§ **What is required**: Every line below that holds the string "page" should be copied out.

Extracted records
>> START

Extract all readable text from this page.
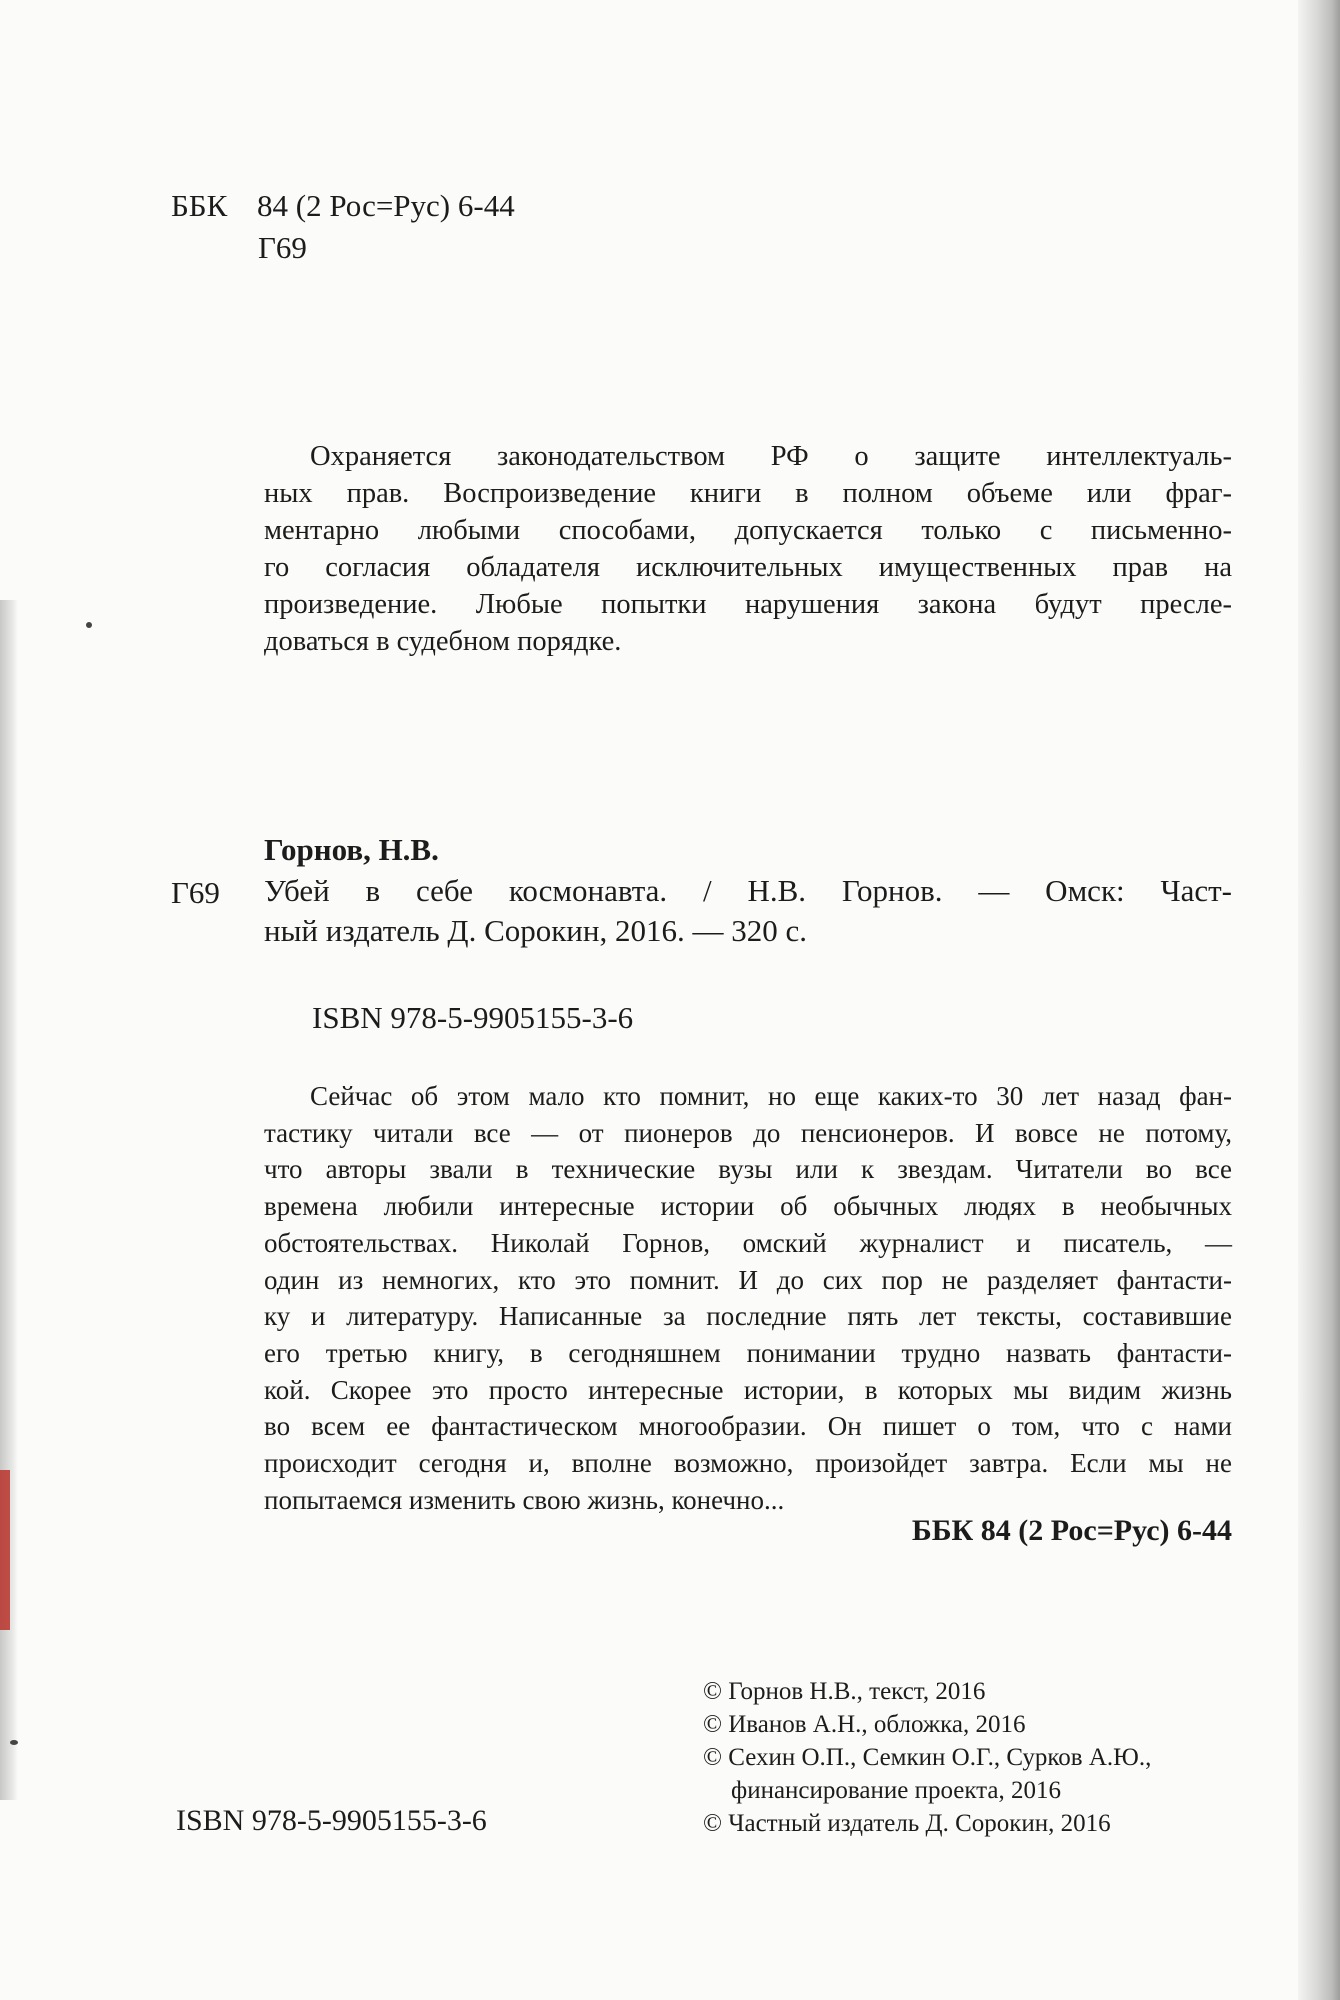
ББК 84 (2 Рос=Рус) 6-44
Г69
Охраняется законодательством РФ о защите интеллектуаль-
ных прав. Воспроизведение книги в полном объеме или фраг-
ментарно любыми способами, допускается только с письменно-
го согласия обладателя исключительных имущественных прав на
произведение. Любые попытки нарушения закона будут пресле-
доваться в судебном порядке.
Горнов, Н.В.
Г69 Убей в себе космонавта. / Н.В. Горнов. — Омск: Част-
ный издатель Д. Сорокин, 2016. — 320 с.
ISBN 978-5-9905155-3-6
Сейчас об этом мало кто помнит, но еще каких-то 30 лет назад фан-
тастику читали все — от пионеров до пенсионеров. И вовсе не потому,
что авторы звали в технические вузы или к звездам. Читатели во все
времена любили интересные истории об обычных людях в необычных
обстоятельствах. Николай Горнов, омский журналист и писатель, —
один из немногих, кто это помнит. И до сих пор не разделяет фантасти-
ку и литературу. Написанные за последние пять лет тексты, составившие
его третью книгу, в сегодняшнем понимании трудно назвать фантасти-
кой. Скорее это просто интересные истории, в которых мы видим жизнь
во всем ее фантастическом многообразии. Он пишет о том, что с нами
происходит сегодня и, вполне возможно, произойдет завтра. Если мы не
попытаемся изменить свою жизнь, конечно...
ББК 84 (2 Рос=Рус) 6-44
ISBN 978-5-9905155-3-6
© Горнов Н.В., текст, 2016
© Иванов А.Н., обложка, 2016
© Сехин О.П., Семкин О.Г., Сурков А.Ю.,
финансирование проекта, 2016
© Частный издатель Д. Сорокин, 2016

>> END
>> START

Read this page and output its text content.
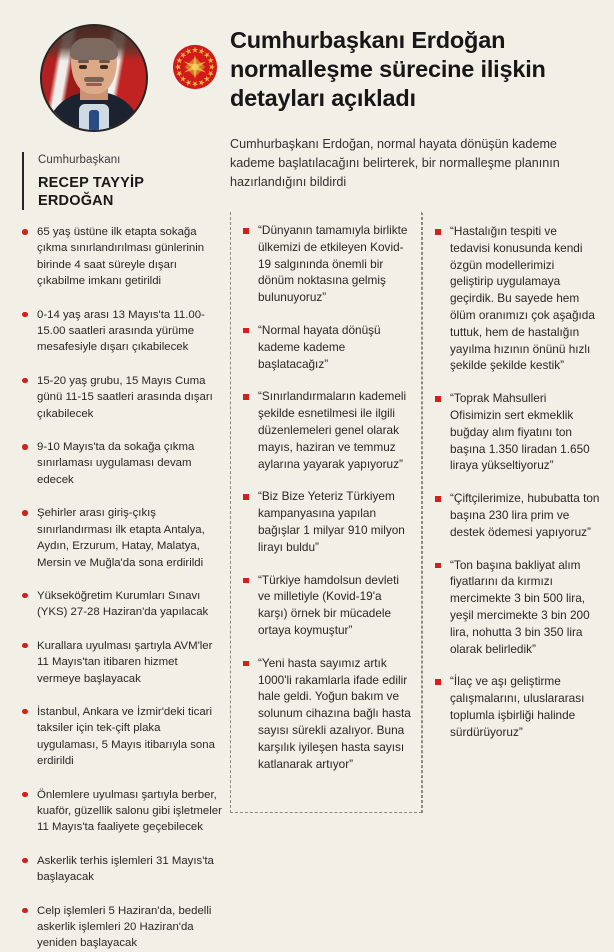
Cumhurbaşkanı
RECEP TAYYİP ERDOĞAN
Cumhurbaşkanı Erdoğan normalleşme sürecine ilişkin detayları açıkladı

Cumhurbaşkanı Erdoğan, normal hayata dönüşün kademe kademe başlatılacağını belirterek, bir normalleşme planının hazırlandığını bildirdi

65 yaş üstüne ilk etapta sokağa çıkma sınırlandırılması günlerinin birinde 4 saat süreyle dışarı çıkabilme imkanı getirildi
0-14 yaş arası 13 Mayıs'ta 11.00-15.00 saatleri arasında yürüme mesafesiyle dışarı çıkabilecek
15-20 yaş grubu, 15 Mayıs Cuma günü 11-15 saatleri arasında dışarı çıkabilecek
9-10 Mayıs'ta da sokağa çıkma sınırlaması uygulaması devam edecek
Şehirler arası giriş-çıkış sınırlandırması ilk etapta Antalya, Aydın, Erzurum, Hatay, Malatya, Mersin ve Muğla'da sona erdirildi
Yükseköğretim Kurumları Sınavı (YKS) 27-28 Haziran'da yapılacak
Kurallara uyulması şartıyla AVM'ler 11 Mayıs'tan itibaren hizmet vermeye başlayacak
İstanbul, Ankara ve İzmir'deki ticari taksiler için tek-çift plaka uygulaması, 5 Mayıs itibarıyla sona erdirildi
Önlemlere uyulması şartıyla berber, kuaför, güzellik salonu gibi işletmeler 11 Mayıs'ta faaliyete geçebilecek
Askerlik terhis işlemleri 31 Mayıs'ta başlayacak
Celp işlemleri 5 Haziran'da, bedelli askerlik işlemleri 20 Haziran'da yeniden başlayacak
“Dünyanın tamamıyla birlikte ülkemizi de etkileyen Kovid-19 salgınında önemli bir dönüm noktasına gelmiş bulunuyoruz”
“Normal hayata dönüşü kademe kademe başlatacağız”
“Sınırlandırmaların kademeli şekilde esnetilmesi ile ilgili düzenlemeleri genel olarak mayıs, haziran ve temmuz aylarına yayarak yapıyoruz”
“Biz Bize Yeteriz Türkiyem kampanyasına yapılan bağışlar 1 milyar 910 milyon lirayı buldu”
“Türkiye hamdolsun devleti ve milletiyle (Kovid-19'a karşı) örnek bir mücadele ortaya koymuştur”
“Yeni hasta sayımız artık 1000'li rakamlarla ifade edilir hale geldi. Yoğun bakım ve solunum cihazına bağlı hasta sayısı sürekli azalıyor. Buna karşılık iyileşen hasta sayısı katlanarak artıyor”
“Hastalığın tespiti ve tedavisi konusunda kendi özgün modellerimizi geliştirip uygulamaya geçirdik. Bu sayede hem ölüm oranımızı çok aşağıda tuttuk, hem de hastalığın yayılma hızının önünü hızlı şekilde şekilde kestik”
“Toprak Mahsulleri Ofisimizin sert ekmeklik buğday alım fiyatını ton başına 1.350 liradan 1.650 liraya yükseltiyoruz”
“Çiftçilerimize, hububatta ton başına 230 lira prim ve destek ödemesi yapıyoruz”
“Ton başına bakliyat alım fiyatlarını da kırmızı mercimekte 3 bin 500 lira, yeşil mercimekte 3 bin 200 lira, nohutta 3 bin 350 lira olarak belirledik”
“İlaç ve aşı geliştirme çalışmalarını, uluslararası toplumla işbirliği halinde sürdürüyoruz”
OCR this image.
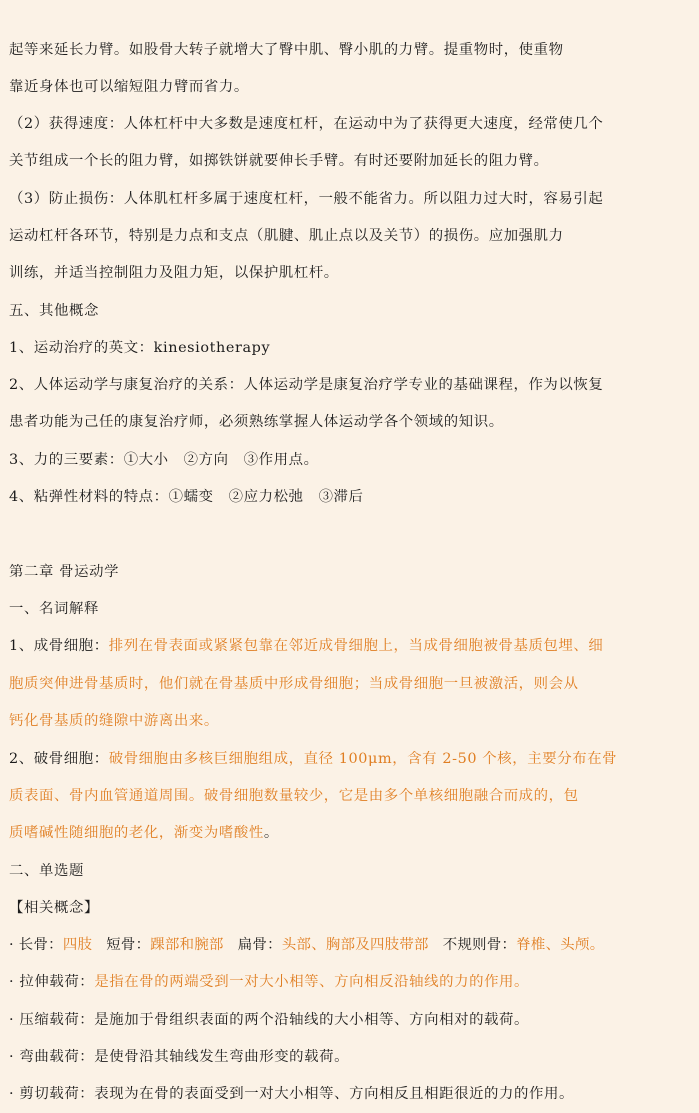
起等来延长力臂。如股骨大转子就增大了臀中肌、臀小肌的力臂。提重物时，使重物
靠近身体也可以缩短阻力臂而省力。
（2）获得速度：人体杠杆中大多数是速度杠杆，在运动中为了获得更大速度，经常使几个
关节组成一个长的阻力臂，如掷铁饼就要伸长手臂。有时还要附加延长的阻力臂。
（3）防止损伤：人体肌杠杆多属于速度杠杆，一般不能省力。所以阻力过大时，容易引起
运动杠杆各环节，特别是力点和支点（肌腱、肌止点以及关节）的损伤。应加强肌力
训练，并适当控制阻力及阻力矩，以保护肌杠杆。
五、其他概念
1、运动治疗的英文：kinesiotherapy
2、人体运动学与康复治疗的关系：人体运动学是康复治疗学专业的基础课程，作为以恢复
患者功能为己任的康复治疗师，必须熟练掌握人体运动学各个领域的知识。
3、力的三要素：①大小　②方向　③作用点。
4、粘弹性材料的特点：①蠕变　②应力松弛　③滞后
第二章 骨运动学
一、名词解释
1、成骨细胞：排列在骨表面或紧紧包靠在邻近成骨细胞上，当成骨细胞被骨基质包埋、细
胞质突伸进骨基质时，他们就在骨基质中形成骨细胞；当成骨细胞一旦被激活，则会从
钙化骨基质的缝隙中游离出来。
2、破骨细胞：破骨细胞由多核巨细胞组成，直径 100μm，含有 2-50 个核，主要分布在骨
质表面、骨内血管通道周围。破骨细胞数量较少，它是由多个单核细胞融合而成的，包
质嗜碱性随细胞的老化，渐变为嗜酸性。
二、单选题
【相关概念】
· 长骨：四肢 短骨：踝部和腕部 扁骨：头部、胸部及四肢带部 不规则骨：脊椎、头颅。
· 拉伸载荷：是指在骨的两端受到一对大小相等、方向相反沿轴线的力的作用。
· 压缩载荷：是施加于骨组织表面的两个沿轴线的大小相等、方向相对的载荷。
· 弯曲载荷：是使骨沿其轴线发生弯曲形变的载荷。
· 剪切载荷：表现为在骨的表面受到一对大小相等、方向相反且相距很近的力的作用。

>> END
>> START

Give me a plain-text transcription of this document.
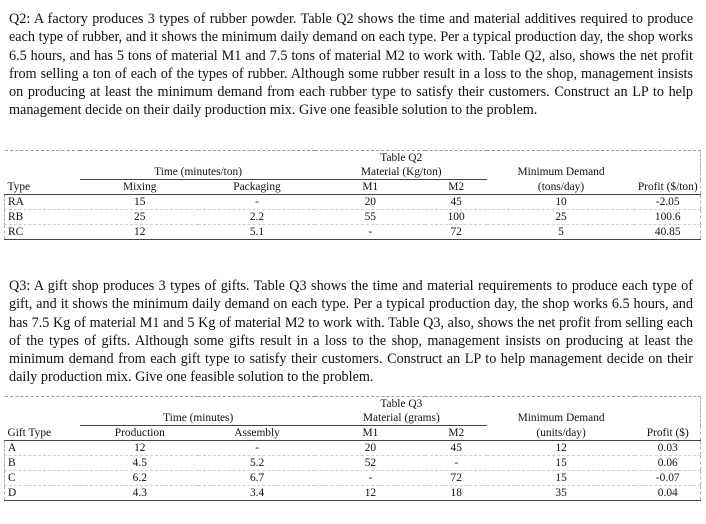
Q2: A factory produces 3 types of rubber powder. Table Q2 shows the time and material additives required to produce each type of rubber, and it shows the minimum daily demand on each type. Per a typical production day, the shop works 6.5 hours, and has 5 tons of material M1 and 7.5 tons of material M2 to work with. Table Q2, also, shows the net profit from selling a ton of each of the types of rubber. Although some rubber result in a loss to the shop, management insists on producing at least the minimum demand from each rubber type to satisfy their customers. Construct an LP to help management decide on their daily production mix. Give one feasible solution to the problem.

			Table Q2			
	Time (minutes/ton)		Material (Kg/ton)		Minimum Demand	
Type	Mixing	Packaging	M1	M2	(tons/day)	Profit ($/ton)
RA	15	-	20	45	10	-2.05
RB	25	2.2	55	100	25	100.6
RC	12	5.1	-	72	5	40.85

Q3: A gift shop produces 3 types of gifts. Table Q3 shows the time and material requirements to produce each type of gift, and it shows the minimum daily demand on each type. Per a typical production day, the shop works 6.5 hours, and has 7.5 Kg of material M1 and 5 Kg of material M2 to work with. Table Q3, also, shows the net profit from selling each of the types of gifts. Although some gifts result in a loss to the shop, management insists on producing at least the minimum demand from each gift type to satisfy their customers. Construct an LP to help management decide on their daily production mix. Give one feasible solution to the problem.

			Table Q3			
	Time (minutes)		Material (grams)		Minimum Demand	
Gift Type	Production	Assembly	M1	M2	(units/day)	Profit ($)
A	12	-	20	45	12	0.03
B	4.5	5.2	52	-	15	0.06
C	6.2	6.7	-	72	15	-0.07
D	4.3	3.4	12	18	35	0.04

>> END

§ **Output below**:
Extract all readable text from this page.
Read this page and output its text content.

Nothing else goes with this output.